● **Aim of the exercise**
Find and copy each line of the records where the string "name" shows up.

● **Supplied material**
• • • • •

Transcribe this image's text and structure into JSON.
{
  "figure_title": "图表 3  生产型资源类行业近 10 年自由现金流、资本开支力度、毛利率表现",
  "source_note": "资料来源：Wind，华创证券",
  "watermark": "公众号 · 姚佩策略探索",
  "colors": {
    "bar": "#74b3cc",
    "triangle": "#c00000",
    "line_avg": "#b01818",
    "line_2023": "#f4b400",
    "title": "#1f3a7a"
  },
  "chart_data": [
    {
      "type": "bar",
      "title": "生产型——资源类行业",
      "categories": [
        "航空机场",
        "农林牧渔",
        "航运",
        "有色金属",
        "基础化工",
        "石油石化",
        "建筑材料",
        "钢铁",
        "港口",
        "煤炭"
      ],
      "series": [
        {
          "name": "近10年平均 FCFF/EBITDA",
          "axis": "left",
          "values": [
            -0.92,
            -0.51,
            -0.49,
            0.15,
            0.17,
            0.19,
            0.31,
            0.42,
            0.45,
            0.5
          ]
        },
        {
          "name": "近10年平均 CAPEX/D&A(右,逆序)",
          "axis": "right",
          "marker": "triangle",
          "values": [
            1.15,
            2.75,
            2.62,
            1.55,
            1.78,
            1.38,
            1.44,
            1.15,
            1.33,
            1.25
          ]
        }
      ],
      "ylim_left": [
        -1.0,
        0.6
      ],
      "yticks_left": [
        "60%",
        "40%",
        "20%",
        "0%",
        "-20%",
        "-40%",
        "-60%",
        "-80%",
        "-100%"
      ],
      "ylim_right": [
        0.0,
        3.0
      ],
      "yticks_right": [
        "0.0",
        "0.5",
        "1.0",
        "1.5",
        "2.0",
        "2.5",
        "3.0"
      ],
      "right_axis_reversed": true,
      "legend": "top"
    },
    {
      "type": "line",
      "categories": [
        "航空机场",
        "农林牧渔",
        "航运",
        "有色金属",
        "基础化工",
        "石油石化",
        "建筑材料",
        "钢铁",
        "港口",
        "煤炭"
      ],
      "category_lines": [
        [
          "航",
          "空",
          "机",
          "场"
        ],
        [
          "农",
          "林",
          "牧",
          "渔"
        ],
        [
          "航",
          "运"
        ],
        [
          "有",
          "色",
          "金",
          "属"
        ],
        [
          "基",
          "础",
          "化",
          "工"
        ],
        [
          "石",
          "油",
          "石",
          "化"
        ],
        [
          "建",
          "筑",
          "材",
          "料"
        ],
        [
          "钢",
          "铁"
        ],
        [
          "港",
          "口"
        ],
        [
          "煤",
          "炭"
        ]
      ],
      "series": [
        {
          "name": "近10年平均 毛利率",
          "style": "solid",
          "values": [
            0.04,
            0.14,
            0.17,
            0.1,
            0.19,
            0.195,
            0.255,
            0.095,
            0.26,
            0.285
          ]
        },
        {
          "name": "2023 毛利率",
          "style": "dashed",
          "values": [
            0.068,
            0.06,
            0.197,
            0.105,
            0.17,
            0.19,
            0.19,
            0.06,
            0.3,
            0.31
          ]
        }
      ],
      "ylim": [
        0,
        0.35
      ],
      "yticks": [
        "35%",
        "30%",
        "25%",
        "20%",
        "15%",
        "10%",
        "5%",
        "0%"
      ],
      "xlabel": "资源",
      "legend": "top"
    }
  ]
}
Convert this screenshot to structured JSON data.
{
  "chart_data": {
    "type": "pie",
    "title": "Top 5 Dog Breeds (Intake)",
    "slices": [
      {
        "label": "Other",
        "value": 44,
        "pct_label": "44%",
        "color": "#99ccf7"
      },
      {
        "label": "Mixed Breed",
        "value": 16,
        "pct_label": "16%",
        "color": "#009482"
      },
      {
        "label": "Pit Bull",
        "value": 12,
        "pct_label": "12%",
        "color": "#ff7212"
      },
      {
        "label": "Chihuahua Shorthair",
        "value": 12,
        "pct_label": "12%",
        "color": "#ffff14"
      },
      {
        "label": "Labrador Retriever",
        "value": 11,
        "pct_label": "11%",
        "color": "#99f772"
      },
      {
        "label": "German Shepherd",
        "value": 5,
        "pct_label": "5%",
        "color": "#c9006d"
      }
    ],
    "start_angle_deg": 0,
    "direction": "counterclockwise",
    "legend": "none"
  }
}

• • • • •

● **Task response**
          "name": "近10年平均 FCFF/EBITDA",
          "name": "近10年平均 CAPEX/D&A(右,逆序)",
          "name": "近10年平均 毛利率",
          "name": "2023 毛利率",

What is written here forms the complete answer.